▶ REQUIRED WORK
Extract every line where the string "measure" appears.

▶ THE DATA
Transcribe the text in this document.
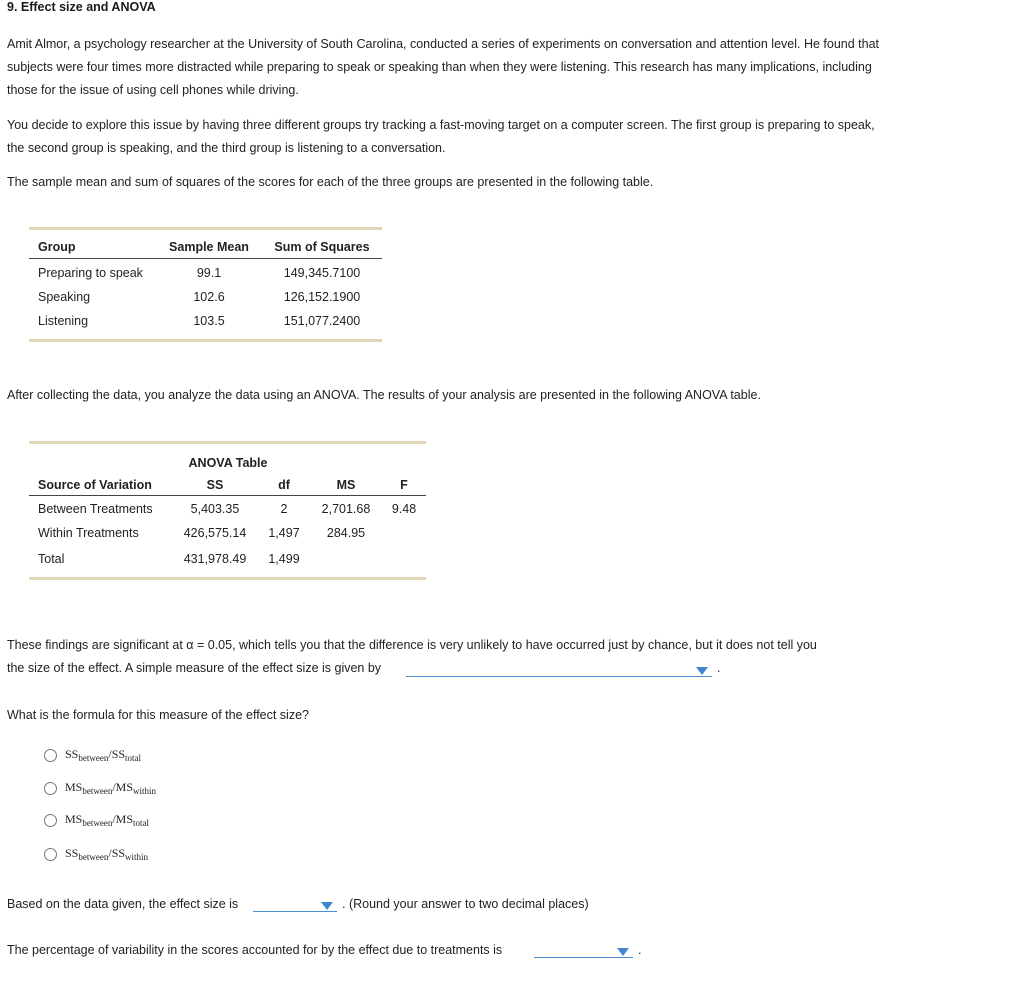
9. Effect size and ANOVA
Amit Almor, a psychology researcher at the University of South Carolina, conducted a series of experiments on conversation and attention level. He found that subjects were four times more distracted while preparing to speak or speaking than when they were listening. This research has many implications, including those for the issue of using cell phones while driving.
You decide to explore this issue by having three different groups try tracking a fast-moving target on a computer screen. The first group is preparing to speak, the second group is speaking, and the third group is listening to a conversation.
The sample mean and sum of squares of the scores for each of the three groups are presented in the following table.
Group	Sample Mean	Sum of Squares
Preparing to speak	99.1	149,345.7100
Speaking	102.6	126,152.1900
Listening	103.5	151,077.2400
After collecting the data, you analyze the data using an ANOVA. The results of your analysis are presented in the following ANOVA table.
ANOVA Table
Source of Variation	SS	df	MS	F
Between Treatments	5,403.35	2	2,701.68	9.48
Within Treatments	426,575.14	1,497	284.95
Total	431,978.49	1,499
These findings are significant at α = 0.05, which tells you that the difference is very unlikely to have occurred just by chance, but it does not tell you
the size of the effect. A simple measure of the effect size is given by	.
What is the formula for this measure of the effect size?
$SS_{between}/SS_{total}$
$MS_{between}/MS_{within}$
$MS_{between}/MS_{total}$
$SS_{between}/SS_{within}$
Based on the data given, the effect size is	. (Round your answer to two decimal places)
The percentage of variability in the scores accounted for by the effect due to treatments is	.
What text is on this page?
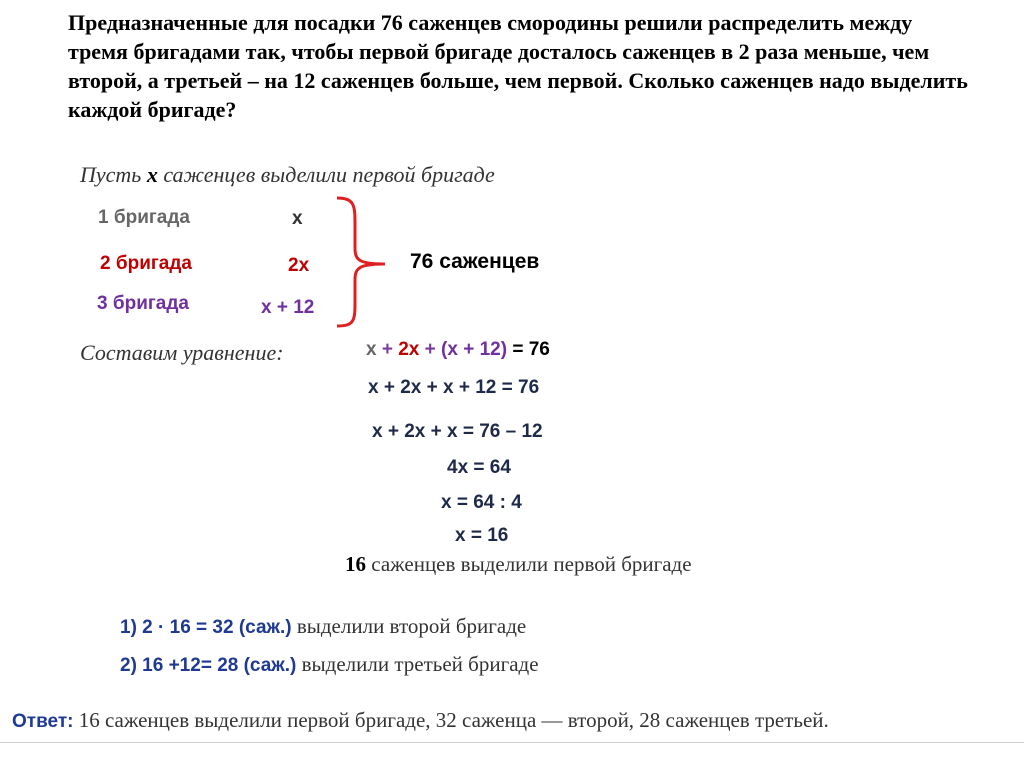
Предназначенные для посадки 76 саженцев смородины решили распределить между тремя бригадами так, чтобы первой бригаде досталось саженцев в 2 раза меньше, чем второй, а третьей – на 12 саженцев больше, чем первой. Сколько саженцев надо выделить каждой бригаде?
Пусть x саженцев выделили первой бригаде
1 бригада	x
2 бригада	2x
3 бригада	x + 12
76 саженцев
Составим уравнение:	x + 2x + (x + 12) = 76
x + 2x + x + 12 = 76
x + 2x + x = 76 – 12
4x = 64
x = 64 : 4
x = 16
16 саженцев выделили первой бригаде
1) 2 · 16 = 32 (саж.) выделили второй бригаде
2) 16 +12= 28 (саж.) выделили третьей бригаде
Ответ: 16 саженцев выделили первой бригаде, 32 саженца — второй, 28 саженцев третьей.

▶ REPLY TO THE EXERCISE
the size of the effect. A simple measure of the effect size is given by	.
What is the formula for this measure of the effect size?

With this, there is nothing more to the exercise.